[Items from a figure collection]
— Start —

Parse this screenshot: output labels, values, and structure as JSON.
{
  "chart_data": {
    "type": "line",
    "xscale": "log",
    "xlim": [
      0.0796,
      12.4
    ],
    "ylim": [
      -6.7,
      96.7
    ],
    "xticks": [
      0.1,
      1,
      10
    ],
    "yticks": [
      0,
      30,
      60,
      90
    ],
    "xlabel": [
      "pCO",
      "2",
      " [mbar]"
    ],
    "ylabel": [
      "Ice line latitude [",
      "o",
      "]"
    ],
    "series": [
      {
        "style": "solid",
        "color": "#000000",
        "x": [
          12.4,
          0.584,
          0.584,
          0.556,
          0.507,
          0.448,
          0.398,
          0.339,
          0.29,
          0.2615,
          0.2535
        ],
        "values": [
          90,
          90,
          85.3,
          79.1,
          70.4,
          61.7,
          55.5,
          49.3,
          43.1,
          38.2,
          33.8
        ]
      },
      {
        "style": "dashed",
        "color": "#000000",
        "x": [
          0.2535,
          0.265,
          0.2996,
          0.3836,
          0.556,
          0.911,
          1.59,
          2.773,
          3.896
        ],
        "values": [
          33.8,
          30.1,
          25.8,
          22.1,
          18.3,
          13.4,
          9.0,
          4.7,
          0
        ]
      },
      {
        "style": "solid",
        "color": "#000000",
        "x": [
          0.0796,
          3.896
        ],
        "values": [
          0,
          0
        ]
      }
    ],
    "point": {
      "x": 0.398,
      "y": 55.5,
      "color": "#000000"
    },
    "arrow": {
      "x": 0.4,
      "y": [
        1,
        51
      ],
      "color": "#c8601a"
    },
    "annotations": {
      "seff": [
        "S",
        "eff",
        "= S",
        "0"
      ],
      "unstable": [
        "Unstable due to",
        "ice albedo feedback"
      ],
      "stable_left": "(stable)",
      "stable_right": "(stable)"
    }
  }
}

— End —

Reproduce all of the material above word for word.

Parse this screenshot: output labels, values, and structure as JSON.
{
  "chart_data": {
    "type": "line",
    "xscale": "log",
    "xlim": [
      0.0796,
      12.4
    ],
    "ylim": [
      -6.7,
      96.7
    ],
    "xticks": [
      0.1,
      1,
      10
    ],
    "yticks": [
      0,
      30,
      60,
      90
    ],
    "xlabel": [
      "pCO",
      "2",
      " [mbar]"
    ],
    "ylabel": [
      "Ice line latitude [",
      "o",
      "]"
    ],
    "series": [
      {
        "style": "solid",
        "color": "#000000",
        "x": [
          12.4,
          0.584,
          0.584,
          0.556,
          0.507,
          0.448,
          0.398,
          0.339,
          0.29,
          0.2615,
          0.2535
        ],
        "values": [
          90,
          90,
          85.3,
          79.1,
          70.4,
          61.7,
          55.5,
          49.3,
          43.1,
          38.2,
          33.8
        ]
      },
      {
        "style": "dashed",
        "color": "#000000",
        "x": [
          0.2535,
          0.265,
          0.2996,
          0.3836,
          0.556,
          0.911,
          1.59,
          2.773,
          3.896
        ],
        "values": [
          33.8,
          30.1,
          25.8,
          22.1,
          18.3,
          13.4,
          9.0,
          4.7,
          0
        ]
      },
      {
        "style": "solid",
        "color": "#000000",
        "x": [
          0.0796,
          3.896
        ],
        "values": [
          0,
          0
        ]
      }
    ],
    "point": {
      "x": 0.398,
      "y": 55.5,
      "color": "#000000"
    },
    "arrow": {
      "x": 0.4,
      "y": [
        1,
        51
      ],
      "color": "#c8601a"
    },
    "annotations": {
      "seff": [
        "S",
        "eff",
        "= S",
        "0"
      ],
      "unstable": [
        "Unstable due to",
        "ice albedo feedback"
      ],
      "stable_left": "(stable)",
      "stable_right": "(stable)"
    }
  }
}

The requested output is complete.